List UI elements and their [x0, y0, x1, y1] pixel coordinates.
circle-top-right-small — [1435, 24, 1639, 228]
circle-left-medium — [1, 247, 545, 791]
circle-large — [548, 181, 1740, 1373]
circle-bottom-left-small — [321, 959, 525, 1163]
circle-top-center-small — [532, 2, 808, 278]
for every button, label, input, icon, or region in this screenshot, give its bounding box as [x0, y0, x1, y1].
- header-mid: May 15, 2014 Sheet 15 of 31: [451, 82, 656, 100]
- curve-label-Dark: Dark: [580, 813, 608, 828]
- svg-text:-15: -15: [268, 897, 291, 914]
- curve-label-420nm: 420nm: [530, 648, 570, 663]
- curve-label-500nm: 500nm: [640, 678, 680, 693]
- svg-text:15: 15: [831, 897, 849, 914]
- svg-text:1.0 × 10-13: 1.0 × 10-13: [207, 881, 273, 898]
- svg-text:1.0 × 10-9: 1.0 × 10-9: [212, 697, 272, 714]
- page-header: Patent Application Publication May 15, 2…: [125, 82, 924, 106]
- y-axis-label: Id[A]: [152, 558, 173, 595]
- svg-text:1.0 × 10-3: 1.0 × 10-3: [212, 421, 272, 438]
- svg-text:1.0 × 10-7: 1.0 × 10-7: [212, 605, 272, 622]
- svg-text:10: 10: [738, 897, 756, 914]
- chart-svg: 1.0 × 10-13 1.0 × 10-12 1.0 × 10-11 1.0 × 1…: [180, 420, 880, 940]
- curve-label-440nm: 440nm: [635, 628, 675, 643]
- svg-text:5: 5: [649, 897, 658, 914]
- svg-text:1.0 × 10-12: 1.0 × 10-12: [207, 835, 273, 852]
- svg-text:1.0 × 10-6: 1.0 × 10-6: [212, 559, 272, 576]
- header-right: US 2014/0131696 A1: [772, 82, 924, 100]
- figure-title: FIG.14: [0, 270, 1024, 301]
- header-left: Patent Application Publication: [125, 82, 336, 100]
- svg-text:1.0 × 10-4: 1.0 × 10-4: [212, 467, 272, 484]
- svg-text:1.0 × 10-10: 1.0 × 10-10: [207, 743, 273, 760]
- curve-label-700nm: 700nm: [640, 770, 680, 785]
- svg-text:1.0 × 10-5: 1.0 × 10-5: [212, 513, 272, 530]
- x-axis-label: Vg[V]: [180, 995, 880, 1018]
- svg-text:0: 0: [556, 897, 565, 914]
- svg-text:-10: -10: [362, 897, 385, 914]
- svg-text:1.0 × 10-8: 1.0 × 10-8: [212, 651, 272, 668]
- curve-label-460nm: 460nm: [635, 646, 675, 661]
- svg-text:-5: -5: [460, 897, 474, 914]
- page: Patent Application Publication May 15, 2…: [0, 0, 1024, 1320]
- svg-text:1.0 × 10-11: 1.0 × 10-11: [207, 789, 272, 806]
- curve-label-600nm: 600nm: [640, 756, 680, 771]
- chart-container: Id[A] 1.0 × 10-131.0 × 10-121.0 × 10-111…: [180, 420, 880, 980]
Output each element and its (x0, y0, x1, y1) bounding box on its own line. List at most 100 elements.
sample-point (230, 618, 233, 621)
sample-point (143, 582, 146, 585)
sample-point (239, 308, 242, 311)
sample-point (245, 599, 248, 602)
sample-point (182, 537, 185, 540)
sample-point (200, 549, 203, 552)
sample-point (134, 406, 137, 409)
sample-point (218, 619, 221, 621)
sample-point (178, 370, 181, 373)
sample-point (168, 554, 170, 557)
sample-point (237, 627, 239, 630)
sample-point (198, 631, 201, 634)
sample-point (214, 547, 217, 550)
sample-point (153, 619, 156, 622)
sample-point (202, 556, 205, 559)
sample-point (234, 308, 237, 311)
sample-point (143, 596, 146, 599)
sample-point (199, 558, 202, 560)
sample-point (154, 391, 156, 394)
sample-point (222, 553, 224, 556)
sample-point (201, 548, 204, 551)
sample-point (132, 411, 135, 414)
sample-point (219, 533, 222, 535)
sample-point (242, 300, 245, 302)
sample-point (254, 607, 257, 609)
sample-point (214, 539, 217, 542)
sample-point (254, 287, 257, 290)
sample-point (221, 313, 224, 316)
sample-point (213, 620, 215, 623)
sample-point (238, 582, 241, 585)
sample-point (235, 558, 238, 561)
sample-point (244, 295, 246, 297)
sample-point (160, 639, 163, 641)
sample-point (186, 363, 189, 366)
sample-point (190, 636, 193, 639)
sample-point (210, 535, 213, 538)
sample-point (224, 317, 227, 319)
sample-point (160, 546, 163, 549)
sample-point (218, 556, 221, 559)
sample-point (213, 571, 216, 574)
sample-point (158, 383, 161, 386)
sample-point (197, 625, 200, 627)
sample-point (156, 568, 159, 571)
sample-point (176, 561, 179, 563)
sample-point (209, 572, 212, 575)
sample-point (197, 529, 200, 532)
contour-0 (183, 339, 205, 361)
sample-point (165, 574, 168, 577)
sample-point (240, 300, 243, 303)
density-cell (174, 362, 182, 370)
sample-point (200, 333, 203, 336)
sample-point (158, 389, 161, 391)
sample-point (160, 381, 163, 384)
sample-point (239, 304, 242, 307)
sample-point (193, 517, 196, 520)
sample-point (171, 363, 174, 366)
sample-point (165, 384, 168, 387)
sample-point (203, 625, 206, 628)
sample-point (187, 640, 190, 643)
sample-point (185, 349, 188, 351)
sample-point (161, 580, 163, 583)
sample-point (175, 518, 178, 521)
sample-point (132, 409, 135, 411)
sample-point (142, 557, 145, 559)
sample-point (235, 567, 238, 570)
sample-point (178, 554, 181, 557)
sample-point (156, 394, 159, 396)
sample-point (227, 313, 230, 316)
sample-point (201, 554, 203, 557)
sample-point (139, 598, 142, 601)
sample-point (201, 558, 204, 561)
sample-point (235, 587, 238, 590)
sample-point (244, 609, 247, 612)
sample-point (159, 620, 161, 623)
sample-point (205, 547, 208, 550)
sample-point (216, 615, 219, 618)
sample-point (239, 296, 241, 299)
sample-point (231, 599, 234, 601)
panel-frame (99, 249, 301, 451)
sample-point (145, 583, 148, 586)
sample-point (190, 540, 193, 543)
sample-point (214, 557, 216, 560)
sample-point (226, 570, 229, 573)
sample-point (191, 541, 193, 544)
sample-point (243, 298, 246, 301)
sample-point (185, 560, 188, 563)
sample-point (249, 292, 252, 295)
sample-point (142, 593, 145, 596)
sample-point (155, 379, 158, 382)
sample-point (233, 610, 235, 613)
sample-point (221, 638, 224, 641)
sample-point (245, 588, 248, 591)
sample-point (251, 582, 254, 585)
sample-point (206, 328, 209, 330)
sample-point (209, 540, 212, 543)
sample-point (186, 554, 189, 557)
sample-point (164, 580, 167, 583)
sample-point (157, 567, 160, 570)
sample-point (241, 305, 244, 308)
______
### TRAVAIL DEMANDÉ
Exprimez la liste ci-dessus, dans son intégralité, sous forme de tableau JSON de chaînes, une chaîne par ligne, en omettant les lignes vides.

### RÉPONSE ATTENDUE
[
  "List UI elements and their [x0, y0, x1, y1] pixel coordinates.",
  "circle-top-right-small — [1435, 24, 1639, 228]",
  "circle-left-medium — [1, 247, 545, 791]",
  "circle-large — [548, 181, 1740, 1373]",
  "circle-bottom-left-small — [321, 959, 525, 1163]",
  "circle-top-center-small — [532, 2, 808, 278]",
  "for every button, label, input, icon, or region in this screenshot, give its bounding box as [x0, y0, x1, y1].",
  "- header-mid: May 15, 2014 Sheet 15 of 31: [451, 82, 656, 100]",
  "- curve-label-Dark: Dark: [580, 813, 608, 828]",
  "- svg-text:-15: -15: [268, 897, 291, 914]",
  "- curve-label-420nm: 420nm: [530, 648, 570, 663]",
  "- curve-label-500nm: 500nm: [640, 678, 680, 693]",
  "- svg-text:15: 15: [831, 897, 849, 914]",
  "- svg-text:1.0 × 10-13: 1.0 × 10-13: [207, 881, 273, 898]",
  "- svg-text:1.0 × 10-9: 1.0 × 10-9: [212, 697, 272, 714]",
  "- page-header: Patent Application Publication May 15, 2…: [125, 82, 924, 106]",
  "- y-axis-label: Id[A]: [152, 558, 173, 595]",
  "- svg-text:1.0 × 10-3: 1.0 × 10-3: [212, 421, 272, 438]",
  "- svg-text:1.0 × 10-7: 1.0 × 10-7: [212, 605, 272, 622]",
  "- svg-text:10: 10: [738, 897, 756, 914]",
  "- chart-svg: 1.0 × 10-13 1.0 × 10-12 1.0 × 10-11 1.0 × 1…: [180, 420, 880, 940]",
  "- curve-label-440nm: 440nm: [635, 628, 675, 643]",
  "- svg-text:5: 5: [649, 897, 658, 914]",
  "- svg-text:1.0 × 10-12: 1.0 × 10-12: [207, 835, 273, 852]",
  "- svg-text:1.0 × 10-6: 1.0 × 10-6: [212, 559, 272, 576]",
  "- header-right: US 2014/0131696 A1: [772, 82, 924, 100]",
  "- figure-title: FIG.14: [0, 270, 1024, 301]",
  "- header-left: Patent Application Publication: [125, 82, 336, 100]",
  "- svg-text:1.0 × 10-4: 1.0 × 10-4: [212, 467, 272, 484]",
  "- svg-text:1.0 × 10-10: 1.0 × 10-10: [207, 743, 273, 760]",
  "- curve-label-700nm: 700nm: [640, 770, 680, 785]",
  "- svg-text:1.0 × 10-5: 1.0 × 10-5: [212, 513, 272, 530]",
  "- x-axis-label: Vg[V]: [180, 995, 880, 1018]",
  "- svg-text:0: 0: [556, 897, 565, 914]",
  "- svg-text:-10: -10: [362, 897, 385, 914]",
  "- svg-text:1.0 × 10-8: 1.0 × 10-8: [212, 651, 272, 668]",
  "- curve-label-460nm: 460nm: [635, 646, 675, 661]",
  "- svg-text:-5: -5: [460, 897, 474, 914]",
  "- page: Patent Application Publication May 15, 2…: [0, 0, 1024, 1320]",
  "- svg-text:1.0 × 10-11: 1.0 × 10-11: [207, 789, 272, 806]",
  "- curve-label-600nm: 600nm: [640, 756, 680, 771]",
  "- chart-container: Id[A] 1.0 × 10-131.0 × 10-121.0 × 10-111…: [180, 420, 880, 980]",
  "Output each element and its (x0, y0, x1, y1) bounding box on its own line. List at most 100 elements.",
  "sample-point (230, 618, 233, 621)",
  "sample-point (143, 582, 146, 585)",
  "sample-point (239, 308, 242, 311)",
  "sample-point (245, 599, 248, 602)",
  "sample-point (182, 537, 185, 540)",
  "sample-point (200, 549, 203, 552)",
  "sample-point (134, 406, 137, 409)",
  "sample-point (218, 619, 221, 621)",
  "sample-point (178, 370, 181, 373)",
  "sample-point (168, 554, 170, 557)",
  "sample-point (237, 627, 239, 630)",
  "sample-point (198, 631, 201, 634)",
  "sample-point (214, 547, 217, 550)",
  "sample-point (153, 619, 156, 622)",
  "sample-point (202, 556, 205, 559)",
  "sample-point (234, 308, 237, 311)",
  "sample-point (143, 596, 146, 599)",
  "sample-point (199, 558, 202, 560)",
  "sample-point (154, 391, 156, 394)",
  "sample-point (222, 553, 224, 556)",
  "sample-point (201, 548, 204, 551)",
  "sample-point (132, 411, 135, 414)",
  "sample-point (219, 533, 222, 535)",
  "sample-point (242, 300, 245, 302)",
  "sample-point (254, 607, 257, 609)",
  "sample-point (214, 539, 217, 542)",
  "sample-point (254, 287, 257, 290)",
  "sample-point (221, 313, 224, 316)",
  "sample-point (213, 620, 215, 623)",
  "sample-point (238, 582, 241, 585)",
  "sample-point (235, 558, 238, 561)",
  "sample-point (244, 295, 246, 297)",
  "sample-point (160, 639, 163, 641)",
  "sample-point (186, 363, 189, 366)",
  "sample-point (190, 636, 193, 639)",
  "sample-point (210, 535, 213, 538)",
  "sample-point (224, 317, 227, 319)",
  "sample-point (160, 546, 163, 549)",
  "sample-point (218, 556, 221, 559)",
  "sample-point (213, 571, 216, 574)",
  "sample-point (158, 383, 161, 386)",
  "sample-point (197, 625, 200, 627)",
  "sample-point (156, 568, 159, 571)",
  "sample-point (176, 561, 179, 563)",
  "sample-point (209, 572, 212, 575)",
  "sample-point (197, 529, 200, 532)",
  "contour-0 (183, 339, 205, 361)",
  "sample-point (165, 574, 168, 577)",
  "sample-point (240, 300, 243, 303)",
  "density-cell (174, 362, 182, 370)",
  "sample-point (200, 333, 203, 336)",
  "sample-point (158, 389, 161, 391)",
  "sample-point (160, 381, 163, 384)",
  "sample-point (239, 304, 242, 307)",
  "sample-point (193, 517, 196, 520)",
  "sample-point (171, 363, 174, 366)",
  "sample-point (165, 384, 168, 387)",
  "sample-point (203, 625, 206, 628)",
  "sample-point (187, 640, 190, 643)",
  "sample-point (185, 349, 188, 351)",
  "sample-point (161, 580, 163, 583)",
  "sample-point (175, 518, 178, 521)",
  "sample-point (132, 409, 135, 411)",
  "sample-point (142, 557, 145, 559)",
  "sample-point (235, 567, 238, 570)",
  "sample-point (178, 554, 181, 557)",
  "sample-point (156, 394, 159, 396)",
  "sample-point (227, 313, 230, 316)",
  "sample-point (201, 554, 203, 557)",
  "sample-point (139, 598, 142, 601)",
  "sample-point (201, 558, 204, 561)",
  "sample-point (235, 587, 238, 590)",
  "sample-point (244, 609, 247, 612)",
  "sample-point (159, 620, 161, 623)",
  "sample-point (205, 547, 208, 550)",
  "sample-point (216, 615, 219, 618)",
  "sample-point (239, 296, 241, 299)",
  "sample-point (231, 599, 234, 601)",
  "panel-frame (99, 249, 301, 451)",
  "sample-point (145, 583, 148, 586)",
  "sample-point (190, 540, 193, 543)",
  "sample-point (214, 557, 216, 560)",
  "sample-point (226, 570, 229, 573)",
  "sample-point (191, 541, 193, 544)",
  "sample-point (243, 298, 246, 301)",
  "sample-point (185, 560, 188, 563)",
  "sample-point (249, 292, 252, 295)",
  "sample-point (142, 593, 145, 596)",
  "sample-point (155, 379, 158, 382)",
  "sample-point (233, 610, 235, 613)",
  "sample-point (221, 638, 224, 641)",
  "sample-point (245, 588, 248, 591)",
  "sample-point (251, 582, 254, 585)",
  "sample-point (206, 328, 209, 330)",
  "sample-point (209, 540, 212, 543)",
  "sample-point (186, 554, 189, 557)",
  "sample-point (164, 580, 167, 583)",
  "sample-point (157, 567, 160, 570)",
  "sample-point (241, 305, 244, 308)"
]